Records from a data source:
────────

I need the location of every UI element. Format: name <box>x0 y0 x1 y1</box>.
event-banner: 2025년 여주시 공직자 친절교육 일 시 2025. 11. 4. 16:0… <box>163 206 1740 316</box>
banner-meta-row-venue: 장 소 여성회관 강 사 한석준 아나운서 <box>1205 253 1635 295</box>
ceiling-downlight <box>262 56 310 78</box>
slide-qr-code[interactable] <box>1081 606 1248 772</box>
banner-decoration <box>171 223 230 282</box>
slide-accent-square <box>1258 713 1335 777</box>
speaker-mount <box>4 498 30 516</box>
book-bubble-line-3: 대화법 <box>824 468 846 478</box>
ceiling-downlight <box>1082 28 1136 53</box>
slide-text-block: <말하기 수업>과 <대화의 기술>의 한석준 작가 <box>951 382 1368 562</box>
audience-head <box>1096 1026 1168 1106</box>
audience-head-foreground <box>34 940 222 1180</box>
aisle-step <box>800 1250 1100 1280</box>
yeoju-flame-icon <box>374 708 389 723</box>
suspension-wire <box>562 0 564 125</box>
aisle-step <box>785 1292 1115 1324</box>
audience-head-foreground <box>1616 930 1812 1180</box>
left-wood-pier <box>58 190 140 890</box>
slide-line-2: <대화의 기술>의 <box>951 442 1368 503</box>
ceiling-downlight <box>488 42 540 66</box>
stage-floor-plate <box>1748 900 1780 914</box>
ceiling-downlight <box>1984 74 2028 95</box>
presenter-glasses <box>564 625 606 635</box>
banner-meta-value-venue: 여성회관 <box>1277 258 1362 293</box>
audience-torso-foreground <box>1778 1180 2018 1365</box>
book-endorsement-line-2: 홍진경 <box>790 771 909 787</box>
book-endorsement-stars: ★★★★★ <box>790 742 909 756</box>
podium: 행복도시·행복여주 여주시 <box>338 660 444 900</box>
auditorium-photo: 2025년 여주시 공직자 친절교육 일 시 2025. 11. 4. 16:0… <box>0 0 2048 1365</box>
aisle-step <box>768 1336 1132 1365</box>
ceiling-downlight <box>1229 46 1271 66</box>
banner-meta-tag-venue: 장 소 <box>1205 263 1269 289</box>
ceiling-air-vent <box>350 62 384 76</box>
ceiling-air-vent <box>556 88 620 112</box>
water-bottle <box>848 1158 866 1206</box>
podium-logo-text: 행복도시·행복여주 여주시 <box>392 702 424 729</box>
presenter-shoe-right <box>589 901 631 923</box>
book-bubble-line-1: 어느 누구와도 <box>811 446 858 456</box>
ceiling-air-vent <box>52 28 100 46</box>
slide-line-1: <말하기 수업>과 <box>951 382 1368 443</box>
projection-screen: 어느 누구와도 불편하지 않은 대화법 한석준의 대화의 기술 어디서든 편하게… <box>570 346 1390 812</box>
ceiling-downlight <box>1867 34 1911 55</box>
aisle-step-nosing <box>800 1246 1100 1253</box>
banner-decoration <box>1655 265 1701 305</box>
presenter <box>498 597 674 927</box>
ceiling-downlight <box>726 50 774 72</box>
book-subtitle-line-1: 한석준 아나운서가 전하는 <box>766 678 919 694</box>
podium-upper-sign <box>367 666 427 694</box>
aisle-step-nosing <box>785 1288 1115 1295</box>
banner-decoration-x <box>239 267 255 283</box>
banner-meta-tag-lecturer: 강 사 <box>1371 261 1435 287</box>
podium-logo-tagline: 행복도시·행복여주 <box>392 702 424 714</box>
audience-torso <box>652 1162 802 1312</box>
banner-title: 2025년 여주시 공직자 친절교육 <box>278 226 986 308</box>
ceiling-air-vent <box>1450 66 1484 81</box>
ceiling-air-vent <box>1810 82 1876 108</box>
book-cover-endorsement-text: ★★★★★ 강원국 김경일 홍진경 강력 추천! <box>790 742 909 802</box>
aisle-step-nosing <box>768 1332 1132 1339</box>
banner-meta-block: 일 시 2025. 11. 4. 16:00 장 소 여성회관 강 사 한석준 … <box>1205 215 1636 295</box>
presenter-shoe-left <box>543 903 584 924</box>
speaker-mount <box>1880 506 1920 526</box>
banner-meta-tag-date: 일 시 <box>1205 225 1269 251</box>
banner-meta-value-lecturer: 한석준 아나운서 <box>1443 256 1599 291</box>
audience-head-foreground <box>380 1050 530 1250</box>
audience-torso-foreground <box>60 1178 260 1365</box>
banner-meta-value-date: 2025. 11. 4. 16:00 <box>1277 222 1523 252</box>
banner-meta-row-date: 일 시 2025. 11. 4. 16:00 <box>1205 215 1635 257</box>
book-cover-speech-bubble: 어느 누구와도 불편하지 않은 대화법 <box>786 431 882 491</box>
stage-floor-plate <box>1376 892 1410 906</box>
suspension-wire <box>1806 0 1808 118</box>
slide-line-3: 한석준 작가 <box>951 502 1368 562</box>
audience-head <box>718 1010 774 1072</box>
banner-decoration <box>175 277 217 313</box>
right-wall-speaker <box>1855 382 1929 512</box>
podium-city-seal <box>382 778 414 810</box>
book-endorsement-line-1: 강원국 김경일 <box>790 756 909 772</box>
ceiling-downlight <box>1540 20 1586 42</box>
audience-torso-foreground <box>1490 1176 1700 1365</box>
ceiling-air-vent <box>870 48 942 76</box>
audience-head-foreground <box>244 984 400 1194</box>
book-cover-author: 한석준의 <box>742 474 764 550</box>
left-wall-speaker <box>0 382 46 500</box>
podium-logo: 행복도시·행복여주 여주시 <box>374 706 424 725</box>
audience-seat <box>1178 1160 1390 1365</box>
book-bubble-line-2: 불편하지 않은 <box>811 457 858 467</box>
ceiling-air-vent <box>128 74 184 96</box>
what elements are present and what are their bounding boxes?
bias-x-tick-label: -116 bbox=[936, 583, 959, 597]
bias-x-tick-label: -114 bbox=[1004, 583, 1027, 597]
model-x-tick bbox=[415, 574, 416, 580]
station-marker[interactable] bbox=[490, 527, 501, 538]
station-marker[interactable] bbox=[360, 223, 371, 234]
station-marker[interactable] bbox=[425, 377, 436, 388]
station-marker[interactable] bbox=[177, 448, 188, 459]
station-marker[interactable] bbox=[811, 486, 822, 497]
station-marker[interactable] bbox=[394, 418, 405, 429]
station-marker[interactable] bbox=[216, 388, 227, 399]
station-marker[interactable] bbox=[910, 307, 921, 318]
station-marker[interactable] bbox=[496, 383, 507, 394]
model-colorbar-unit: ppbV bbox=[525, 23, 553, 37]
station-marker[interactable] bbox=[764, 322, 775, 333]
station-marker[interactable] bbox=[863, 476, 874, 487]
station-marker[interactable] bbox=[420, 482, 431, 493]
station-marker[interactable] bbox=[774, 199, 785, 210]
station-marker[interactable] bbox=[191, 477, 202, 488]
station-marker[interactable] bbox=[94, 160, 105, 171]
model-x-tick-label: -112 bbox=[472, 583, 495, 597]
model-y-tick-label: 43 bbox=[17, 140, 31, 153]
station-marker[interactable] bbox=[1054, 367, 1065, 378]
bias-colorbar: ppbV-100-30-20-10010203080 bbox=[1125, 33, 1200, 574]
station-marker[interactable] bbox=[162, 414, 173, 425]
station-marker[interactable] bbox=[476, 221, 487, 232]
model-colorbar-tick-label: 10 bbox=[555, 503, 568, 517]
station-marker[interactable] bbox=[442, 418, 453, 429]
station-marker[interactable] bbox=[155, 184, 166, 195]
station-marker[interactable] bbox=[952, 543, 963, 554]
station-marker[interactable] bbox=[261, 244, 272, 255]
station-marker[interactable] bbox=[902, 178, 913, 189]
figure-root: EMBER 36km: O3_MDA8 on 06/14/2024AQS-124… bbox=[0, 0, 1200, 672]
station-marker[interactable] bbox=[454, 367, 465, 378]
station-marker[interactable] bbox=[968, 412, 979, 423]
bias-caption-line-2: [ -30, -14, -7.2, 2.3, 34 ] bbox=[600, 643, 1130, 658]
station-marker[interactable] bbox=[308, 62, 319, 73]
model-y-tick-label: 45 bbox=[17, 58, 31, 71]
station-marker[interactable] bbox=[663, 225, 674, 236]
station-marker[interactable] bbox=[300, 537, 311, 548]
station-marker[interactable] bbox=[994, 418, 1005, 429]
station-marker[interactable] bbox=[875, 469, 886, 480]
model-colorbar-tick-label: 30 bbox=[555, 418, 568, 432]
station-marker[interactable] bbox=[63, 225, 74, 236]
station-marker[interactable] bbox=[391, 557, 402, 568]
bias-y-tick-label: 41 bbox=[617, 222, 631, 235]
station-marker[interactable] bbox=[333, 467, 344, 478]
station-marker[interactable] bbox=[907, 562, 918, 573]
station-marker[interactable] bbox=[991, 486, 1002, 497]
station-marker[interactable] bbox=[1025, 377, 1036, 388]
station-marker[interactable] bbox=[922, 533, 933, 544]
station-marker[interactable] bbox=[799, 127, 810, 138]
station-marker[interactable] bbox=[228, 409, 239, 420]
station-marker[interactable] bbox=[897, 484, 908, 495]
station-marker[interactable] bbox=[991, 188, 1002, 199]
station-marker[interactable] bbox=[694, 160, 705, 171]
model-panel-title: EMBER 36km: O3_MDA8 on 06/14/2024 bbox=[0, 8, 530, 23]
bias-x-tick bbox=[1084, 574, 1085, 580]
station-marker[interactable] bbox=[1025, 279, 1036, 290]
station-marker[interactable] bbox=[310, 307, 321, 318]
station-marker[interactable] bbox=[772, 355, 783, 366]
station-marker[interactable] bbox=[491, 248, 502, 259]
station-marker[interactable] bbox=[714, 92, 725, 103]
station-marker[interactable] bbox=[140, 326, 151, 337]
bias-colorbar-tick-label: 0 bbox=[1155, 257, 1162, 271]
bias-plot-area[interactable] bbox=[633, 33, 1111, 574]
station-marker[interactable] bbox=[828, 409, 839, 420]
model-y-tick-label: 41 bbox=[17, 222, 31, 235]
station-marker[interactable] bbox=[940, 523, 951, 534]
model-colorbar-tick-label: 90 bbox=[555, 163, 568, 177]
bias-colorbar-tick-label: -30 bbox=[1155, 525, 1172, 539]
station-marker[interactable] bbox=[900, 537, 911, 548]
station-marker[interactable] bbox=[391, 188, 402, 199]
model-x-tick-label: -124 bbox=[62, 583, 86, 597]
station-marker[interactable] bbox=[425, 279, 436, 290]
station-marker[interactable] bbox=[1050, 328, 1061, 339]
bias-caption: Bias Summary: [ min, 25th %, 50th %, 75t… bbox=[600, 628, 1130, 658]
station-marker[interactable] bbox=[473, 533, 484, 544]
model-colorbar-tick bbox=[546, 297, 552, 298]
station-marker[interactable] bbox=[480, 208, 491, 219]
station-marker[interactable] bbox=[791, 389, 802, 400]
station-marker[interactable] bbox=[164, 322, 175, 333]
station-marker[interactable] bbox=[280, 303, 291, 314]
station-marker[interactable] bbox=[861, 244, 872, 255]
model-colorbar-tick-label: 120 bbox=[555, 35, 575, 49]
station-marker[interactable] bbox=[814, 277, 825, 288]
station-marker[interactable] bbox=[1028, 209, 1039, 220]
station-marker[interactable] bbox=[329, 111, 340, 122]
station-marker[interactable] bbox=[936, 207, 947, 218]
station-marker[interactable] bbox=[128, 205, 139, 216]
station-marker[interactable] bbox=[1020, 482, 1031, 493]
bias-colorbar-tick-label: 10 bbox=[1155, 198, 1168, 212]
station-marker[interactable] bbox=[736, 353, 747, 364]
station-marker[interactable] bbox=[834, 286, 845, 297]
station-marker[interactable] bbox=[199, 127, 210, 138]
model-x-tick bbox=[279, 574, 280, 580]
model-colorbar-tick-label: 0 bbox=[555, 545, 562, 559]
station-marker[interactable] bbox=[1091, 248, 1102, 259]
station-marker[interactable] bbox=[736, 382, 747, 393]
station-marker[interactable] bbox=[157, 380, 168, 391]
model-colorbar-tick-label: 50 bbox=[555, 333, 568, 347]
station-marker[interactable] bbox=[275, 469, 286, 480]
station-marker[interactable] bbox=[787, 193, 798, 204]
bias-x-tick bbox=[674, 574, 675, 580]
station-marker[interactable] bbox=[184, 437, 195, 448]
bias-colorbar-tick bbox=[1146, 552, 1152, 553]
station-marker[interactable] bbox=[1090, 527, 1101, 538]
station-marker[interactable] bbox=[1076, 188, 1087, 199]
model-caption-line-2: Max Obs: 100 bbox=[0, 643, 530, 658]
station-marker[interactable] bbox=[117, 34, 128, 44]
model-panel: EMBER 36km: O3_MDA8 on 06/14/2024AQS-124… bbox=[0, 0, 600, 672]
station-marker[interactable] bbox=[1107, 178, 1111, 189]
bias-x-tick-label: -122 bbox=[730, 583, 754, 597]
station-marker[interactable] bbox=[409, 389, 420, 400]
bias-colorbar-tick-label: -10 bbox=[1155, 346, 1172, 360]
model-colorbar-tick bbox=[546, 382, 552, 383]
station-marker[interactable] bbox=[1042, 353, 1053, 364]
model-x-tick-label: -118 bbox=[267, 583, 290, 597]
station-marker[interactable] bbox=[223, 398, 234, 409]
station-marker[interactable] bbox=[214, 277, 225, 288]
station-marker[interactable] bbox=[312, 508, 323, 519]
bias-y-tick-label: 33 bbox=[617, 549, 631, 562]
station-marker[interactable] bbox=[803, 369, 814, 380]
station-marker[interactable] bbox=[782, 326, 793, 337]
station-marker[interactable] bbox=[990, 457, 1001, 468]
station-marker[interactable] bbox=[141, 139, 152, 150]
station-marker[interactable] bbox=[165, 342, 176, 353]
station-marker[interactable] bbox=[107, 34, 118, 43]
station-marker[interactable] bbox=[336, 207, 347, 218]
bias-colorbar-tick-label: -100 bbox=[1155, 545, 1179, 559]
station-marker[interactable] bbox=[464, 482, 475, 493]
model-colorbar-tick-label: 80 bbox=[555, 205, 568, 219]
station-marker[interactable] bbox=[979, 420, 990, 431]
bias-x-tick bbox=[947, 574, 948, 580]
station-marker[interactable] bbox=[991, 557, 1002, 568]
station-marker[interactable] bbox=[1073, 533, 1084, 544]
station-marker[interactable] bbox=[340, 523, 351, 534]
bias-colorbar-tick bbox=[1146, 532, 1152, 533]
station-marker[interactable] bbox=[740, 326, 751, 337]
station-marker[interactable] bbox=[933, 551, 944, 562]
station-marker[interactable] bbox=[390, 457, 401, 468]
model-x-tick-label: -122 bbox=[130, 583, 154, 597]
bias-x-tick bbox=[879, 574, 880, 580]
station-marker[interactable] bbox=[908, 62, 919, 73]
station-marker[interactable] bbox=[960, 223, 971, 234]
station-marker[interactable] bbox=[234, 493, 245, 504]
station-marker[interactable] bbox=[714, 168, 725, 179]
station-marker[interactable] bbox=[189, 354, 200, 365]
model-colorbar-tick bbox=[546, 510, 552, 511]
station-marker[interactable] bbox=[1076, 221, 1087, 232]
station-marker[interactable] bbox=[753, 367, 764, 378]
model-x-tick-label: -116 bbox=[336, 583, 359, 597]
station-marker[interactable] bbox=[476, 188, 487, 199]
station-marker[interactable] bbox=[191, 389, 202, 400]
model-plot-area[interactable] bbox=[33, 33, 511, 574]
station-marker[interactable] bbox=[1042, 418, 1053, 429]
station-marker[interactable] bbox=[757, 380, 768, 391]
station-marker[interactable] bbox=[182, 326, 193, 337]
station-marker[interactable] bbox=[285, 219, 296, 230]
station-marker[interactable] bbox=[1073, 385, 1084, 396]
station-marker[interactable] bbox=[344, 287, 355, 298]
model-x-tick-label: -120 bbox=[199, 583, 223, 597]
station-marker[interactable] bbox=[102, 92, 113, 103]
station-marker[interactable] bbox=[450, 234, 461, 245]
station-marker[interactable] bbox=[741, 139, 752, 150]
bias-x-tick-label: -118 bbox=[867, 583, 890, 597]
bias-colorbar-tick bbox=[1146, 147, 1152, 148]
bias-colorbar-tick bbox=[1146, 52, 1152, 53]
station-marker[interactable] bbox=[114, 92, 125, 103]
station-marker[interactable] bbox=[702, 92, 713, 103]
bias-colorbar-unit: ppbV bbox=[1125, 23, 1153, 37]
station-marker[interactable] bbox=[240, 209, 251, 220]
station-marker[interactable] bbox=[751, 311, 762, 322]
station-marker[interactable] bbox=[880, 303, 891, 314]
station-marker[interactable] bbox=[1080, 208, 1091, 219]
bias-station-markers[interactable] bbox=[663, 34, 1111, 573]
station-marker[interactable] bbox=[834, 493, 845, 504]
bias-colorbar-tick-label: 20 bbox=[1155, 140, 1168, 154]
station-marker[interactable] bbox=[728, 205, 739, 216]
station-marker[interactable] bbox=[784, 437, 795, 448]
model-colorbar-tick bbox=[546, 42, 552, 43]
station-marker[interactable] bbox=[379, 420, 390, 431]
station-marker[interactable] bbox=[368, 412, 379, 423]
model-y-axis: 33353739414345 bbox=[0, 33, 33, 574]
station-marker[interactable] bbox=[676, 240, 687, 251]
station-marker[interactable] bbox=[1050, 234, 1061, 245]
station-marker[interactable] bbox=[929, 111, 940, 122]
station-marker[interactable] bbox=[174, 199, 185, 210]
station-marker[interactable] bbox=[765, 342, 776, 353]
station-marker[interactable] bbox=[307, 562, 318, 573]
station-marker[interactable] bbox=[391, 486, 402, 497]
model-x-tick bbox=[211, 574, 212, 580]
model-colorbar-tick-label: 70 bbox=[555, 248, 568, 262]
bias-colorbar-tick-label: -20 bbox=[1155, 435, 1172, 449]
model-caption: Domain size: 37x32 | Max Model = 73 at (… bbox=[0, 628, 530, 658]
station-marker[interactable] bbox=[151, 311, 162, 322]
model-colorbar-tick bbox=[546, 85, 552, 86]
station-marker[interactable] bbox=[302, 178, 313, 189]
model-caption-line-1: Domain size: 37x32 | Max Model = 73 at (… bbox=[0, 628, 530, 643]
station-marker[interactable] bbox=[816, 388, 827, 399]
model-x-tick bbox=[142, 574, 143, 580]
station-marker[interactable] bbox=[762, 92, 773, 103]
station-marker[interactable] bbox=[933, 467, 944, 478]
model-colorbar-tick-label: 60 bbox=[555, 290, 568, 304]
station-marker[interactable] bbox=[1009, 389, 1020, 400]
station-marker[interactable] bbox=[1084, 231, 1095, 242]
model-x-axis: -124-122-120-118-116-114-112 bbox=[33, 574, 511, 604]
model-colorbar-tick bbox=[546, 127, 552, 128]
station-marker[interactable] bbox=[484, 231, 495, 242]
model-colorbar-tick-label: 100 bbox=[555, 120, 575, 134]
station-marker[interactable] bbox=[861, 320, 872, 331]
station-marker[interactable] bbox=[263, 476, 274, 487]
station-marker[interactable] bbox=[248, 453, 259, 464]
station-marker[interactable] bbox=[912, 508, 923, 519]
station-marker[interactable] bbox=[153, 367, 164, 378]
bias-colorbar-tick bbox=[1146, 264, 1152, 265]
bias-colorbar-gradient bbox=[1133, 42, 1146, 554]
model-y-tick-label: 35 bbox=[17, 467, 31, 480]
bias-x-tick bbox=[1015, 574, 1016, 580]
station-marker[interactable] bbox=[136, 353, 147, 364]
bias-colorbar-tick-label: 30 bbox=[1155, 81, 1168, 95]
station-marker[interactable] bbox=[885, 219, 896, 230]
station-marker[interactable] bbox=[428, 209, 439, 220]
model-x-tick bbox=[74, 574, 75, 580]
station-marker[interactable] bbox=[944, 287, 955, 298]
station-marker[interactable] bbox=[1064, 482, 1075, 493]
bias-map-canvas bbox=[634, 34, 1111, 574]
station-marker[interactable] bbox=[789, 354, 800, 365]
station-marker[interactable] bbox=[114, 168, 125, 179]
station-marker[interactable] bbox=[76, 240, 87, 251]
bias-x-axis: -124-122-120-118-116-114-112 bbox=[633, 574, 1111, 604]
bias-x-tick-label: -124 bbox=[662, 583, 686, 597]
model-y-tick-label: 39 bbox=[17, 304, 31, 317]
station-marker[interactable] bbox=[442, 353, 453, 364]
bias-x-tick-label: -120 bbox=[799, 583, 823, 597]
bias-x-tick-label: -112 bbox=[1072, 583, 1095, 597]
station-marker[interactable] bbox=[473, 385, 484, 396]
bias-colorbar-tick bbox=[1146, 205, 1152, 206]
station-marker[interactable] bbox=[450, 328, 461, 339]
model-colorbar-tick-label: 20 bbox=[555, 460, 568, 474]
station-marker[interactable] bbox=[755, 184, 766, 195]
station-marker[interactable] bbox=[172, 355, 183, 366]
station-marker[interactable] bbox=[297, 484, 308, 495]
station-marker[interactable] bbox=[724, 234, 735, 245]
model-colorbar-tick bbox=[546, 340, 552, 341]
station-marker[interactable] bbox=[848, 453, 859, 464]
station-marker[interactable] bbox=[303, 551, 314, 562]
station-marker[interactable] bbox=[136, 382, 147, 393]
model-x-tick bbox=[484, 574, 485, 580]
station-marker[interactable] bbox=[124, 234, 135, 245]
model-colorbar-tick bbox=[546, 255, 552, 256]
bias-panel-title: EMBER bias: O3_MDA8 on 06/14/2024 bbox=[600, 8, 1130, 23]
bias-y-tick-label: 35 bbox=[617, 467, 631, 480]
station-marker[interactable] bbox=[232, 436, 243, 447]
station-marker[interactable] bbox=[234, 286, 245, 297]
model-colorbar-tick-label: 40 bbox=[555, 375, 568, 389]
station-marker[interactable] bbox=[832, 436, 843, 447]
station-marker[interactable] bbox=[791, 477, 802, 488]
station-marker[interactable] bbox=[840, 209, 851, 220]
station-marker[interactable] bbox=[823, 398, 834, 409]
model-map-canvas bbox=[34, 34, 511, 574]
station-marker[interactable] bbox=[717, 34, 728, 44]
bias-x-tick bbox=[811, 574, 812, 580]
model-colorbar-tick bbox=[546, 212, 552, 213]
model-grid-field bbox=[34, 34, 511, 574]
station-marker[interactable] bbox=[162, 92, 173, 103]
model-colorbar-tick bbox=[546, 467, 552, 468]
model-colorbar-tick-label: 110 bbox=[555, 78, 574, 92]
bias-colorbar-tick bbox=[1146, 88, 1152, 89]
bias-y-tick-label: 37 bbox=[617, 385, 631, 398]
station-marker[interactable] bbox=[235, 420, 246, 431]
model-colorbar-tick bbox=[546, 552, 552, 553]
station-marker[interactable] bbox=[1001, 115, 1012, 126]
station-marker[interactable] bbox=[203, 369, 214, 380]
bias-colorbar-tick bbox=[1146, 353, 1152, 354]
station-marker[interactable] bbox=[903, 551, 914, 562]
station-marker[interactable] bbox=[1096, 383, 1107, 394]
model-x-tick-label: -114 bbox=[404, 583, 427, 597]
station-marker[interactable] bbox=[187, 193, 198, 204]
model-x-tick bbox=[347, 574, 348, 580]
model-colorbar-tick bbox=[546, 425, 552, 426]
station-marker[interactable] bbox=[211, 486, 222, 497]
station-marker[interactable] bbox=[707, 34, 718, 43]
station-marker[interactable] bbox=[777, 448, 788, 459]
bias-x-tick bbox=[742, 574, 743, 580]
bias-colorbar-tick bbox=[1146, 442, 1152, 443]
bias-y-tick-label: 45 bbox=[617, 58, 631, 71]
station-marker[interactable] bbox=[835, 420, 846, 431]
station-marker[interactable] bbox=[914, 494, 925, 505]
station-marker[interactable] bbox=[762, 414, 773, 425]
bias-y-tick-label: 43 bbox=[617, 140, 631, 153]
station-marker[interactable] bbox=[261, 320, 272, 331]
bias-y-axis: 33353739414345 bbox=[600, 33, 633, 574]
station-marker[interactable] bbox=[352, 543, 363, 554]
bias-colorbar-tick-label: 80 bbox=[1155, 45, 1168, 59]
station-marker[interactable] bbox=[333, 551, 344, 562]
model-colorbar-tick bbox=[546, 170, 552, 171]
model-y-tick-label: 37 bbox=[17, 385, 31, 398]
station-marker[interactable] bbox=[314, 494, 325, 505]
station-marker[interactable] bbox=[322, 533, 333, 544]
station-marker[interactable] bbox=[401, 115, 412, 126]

────────

YOUR TASK: Find every line in the items above that contains the string "한석준의" and copy each of those lines in full.

WRITTEN REPLY:
projection-screen: 어느 누구와도 불편하지 않은 대화법 한석준의 대화의 기술 어디서든 편하게… <box>570 346 1390 812</box>
book-cover-author: 한석준의 <box>742 474 764 550</box>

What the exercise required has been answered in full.